# [What you are asked to do]
Find each line containing the word "Estudiantes" and report how many there are. Add nothing else.

# [Supplied data]
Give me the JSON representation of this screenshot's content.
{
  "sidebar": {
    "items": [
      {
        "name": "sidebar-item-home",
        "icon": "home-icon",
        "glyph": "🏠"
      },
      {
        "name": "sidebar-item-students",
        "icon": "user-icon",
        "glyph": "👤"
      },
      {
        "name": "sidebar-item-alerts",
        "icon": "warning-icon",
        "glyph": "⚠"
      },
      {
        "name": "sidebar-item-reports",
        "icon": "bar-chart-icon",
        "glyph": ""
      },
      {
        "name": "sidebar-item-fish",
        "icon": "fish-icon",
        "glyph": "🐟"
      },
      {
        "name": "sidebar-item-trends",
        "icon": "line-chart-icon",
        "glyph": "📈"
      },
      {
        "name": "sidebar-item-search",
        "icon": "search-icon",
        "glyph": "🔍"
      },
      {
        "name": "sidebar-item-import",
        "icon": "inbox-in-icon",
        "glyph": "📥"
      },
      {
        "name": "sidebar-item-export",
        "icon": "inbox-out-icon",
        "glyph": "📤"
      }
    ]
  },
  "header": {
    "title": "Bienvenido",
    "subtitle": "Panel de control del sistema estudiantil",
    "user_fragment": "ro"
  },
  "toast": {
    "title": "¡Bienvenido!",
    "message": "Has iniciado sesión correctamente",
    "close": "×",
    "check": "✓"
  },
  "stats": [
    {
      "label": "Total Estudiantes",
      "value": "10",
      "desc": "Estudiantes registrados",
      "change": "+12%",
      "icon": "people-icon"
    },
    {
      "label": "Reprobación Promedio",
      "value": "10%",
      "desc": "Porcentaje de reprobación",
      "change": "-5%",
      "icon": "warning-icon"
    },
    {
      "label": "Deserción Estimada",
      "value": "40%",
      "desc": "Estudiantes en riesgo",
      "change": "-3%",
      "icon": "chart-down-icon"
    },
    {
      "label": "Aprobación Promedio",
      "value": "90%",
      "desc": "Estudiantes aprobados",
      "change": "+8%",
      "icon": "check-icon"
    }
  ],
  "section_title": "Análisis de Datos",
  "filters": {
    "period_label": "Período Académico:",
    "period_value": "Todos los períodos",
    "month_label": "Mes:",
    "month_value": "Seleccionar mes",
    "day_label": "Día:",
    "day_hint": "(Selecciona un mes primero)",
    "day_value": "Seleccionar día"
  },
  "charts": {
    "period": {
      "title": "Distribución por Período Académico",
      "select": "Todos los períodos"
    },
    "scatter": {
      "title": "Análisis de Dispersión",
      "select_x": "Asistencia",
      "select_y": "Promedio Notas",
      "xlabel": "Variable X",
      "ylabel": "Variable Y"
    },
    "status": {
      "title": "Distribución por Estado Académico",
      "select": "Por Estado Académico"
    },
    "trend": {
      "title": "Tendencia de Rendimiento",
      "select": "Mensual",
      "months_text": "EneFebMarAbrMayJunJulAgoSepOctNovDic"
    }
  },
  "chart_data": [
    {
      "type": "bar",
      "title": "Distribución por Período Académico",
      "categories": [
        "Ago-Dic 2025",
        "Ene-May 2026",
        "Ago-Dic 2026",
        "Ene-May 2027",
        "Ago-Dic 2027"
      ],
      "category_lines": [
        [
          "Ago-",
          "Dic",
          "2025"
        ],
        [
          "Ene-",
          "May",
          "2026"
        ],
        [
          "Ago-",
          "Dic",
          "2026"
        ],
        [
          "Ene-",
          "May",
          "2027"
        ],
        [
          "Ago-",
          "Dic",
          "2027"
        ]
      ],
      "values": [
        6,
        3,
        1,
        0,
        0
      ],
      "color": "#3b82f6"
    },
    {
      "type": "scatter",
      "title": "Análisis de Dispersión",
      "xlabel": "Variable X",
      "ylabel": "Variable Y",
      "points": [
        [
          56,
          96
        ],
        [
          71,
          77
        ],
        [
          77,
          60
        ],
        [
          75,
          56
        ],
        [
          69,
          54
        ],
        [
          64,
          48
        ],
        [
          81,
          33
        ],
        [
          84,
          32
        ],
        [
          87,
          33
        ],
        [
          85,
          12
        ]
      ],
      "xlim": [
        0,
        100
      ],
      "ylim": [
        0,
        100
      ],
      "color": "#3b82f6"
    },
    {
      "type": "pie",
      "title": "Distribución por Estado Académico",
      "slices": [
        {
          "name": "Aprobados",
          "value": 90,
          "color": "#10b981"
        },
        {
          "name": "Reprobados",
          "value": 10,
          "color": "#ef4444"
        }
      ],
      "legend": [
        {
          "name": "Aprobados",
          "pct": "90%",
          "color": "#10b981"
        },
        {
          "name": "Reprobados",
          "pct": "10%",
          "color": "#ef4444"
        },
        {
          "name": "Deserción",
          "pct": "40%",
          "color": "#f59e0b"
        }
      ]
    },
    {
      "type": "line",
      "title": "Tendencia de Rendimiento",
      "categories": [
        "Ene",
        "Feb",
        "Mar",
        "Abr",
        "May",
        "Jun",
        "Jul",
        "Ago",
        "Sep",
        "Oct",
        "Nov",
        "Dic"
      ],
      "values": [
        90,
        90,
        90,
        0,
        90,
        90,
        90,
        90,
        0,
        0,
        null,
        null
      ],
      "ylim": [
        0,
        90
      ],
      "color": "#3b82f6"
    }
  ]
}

# [Output of the exercise]
4